Dataset rows for document pages:
--------------------

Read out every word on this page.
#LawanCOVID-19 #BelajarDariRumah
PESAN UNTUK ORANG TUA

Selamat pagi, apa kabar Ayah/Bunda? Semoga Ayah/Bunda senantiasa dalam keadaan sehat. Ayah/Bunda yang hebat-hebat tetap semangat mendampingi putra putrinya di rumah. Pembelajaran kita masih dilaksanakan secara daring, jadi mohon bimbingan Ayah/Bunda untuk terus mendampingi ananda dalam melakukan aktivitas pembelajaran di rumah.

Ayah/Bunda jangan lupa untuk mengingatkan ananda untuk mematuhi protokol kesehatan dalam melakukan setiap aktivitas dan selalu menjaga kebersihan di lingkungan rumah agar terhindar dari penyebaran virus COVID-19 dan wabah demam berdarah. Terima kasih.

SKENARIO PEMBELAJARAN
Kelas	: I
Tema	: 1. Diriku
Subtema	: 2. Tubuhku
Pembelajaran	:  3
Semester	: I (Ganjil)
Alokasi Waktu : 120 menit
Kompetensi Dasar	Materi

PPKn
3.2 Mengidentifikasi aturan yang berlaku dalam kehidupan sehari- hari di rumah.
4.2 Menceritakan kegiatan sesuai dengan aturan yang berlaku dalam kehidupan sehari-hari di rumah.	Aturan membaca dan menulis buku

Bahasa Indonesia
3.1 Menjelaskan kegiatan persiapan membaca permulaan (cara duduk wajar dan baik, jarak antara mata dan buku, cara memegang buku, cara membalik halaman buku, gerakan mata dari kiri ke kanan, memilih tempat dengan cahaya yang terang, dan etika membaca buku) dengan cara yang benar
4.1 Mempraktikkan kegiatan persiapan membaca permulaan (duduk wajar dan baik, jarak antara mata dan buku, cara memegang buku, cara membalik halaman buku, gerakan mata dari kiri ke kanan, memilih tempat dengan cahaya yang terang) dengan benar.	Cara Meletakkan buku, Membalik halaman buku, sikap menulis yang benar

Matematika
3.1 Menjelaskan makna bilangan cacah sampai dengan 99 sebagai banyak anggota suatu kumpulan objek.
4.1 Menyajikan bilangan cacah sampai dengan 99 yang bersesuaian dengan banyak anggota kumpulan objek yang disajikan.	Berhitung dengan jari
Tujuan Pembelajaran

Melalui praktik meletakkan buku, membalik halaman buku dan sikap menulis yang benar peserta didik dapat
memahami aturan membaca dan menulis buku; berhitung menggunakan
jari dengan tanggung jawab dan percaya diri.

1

--------------------

Give all the records again. Match them exactly.

-- Exercise output --
Read out every word on this page.
#LawanCOVID-19 #BelajarDariRumah
PESAN UNTUK ORANG TUA

Selamat pagi, apa kabar Ayah/Bunda? Semoga Ayah/Bunda senantiasa dalam keadaan sehat. Ayah/Bunda yang hebat-hebat tetap semangat mendampingi putra putrinya di rumah. Pembelajaran kita masih dilaksanakan secara daring, jadi mohon bimbingan Ayah/Bunda untuk terus mendampingi ananda dalam melakukan aktivitas pembelajaran di rumah.

Ayah/Bunda jangan lupa untuk mengingatkan ananda untuk mematuhi protokol kesehatan dalam melakukan setiap aktivitas dan selalu menjaga kebersihan di lingkungan rumah agar terhindar dari penyebaran virus COVID-19 dan wabah demam berdarah. Terima kasih.

SKENARIO PEMBELAJARAN
Kelas	: I
Tema	: 1. Diriku
Subtema	: 2. Tubuhku
Pembelajaran	:  3
Semester	: I (Ganjil)
Alokasi Waktu : 120 menit
Kompetensi Dasar	Materi

PPKn
3.2 Mengidentifikasi aturan yang berlaku dalam kehidupan sehari- hari di rumah.
4.2 Menceritakan kegiatan sesuai dengan aturan yang berlaku dalam kehidupan sehari-hari di rumah.	Aturan membaca dan menulis buku

Bahasa Indonesia
3.1 Menjelaskan kegiatan persiapan membaca permulaan (cara duduk wajar dan baik, jarak antara mata dan buku, cara memegang buku, cara membalik halaman buku, gerakan mata dari kiri ke kanan, memilih tempat dengan cahaya yang terang, dan etika membaca buku) dengan cara yang benar
4.1 Mempraktikkan kegiatan persiapan membaca permulaan (duduk wajar dan baik, jarak antara mata dan buku, cara memegang buku, cara membalik halaman buku, gerakan mata dari kiri ke kanan, memilih tempat dengan cahaya yang terang) dengan benar.	Cara Meletakkan buku, Membalik halaman buku, sikap menulis yang benar

Matematika
3.1 Menjelaskan makna bilangan cacah sampai dengan 99 sebagai banyak anggota suatu kumpulan objek.
4.1 Menyajikan bilangan cacah sampai dengan 99 yang bersesuaian dengan banyak anggota kumpulan objek yang disajikan.	Berhitung dengan jari
Tujuan Pembelajaran

Melalui praktik meletakkan buku, membalik halaman buku dan sikap menulis yang benar peserta didik dapat
memahami aturan membaca dan menulis buku; berhitung menggunakan
jari dengan tanggung jawab dan percaya diri.

1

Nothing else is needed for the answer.